PROMPT: Your task is to output all the records below, word for word.

Dataset rows
──────────
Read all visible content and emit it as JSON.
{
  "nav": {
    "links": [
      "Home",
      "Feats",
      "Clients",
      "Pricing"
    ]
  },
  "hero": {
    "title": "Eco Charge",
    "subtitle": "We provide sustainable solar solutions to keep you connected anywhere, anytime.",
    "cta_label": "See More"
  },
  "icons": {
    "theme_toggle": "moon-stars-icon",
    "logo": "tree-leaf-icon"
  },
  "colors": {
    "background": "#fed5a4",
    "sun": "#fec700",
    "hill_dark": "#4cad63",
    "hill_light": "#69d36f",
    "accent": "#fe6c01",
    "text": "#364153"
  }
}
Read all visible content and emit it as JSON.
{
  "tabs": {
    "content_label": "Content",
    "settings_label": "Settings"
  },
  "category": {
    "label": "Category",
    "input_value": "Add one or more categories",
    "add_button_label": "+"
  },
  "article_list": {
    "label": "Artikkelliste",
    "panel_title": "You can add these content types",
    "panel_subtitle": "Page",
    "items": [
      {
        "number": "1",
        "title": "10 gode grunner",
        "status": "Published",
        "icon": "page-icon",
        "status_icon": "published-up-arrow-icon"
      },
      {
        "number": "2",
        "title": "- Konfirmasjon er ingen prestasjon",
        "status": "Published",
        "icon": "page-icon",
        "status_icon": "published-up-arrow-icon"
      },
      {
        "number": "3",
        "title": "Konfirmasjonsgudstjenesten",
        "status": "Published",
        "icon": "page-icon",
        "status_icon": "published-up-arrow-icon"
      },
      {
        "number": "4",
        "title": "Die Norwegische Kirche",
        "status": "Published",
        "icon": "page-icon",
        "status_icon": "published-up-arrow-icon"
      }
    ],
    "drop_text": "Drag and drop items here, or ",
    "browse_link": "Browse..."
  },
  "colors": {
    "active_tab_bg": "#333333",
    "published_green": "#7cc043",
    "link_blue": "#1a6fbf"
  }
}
──────────
RESULT OF THE TASK:
Read all visible content and emit it as JSON.
{
  "nav": {
    "links": [
      "Home",
      "Feats",
      "Clients",
      "Pricing"
    ]
  },
  "hero": {
    "title": "Eco Charge",
    "subtitle": "We provide sustainable solar solutions to keep you connected anywhere, anytime.",
    "cta_label": "See More"
  },
  "icons": {
    "theme_toggle": "moon-stars-icon",
    "logo": "tree-leaf-icon"
  },
  "colors": {
    "background": "#fed5a4",
    "sun": "#fec700",
    "hill_dark": "#4cad63",
    "hill_light": "#69d36f",
    "accent": "#fe6c01",
    "text": "#364153"
  }
}
Read all visible content and emit it as JSON.
{
  "tabs": {
    "content_label": "Content",
    "settings_label": "Settings"
  },
  "category": {
    "label": "Category",
    "input_value": "Add one or more categories",
    "add_button_label": "+"
  },
  "article_list": {
    "label": "Artikkelliste",
    "panel_title": "You can add these content types",
    "panel_subtitle": "Page",
    "items": [
      {
        "number": "1",
        "title": "10 gode grunner",
        "status": "Published",
        "icon": "page-icon",
        "status_icon": "published-up-arrow-icon"
      },
      {
        "number": "2",
        "title": "- Konfirmasjon er ingen prestasjon",
        "status": "Published",
        "icon": "page-icon",
        "status_icon": "published-up-arrow-icon"
      },
      {
        "number": "3",
        "title": "Konfirmasjonsgudstjenesten",
        "status": "Published",
        "icon": "page-icon",
        "status_icon": "published-up-arrow-icon"
      },
      {
        "number": "4",
        "title": "Die Norwegische Kirche",
        "status": "Published",
        "icon": "page-icon",
        "status_icon": "published-up-arrow-icon"
      }
    ],
    "drop_text": "Drag and drop items here, or ",
    "browse_link": "Browse..."
  },
  "colors": {
    "active_tab_bg": "#333333",
    "published_green": "#7cc043",
    "link_blue": "#1a6fbf"
  }
}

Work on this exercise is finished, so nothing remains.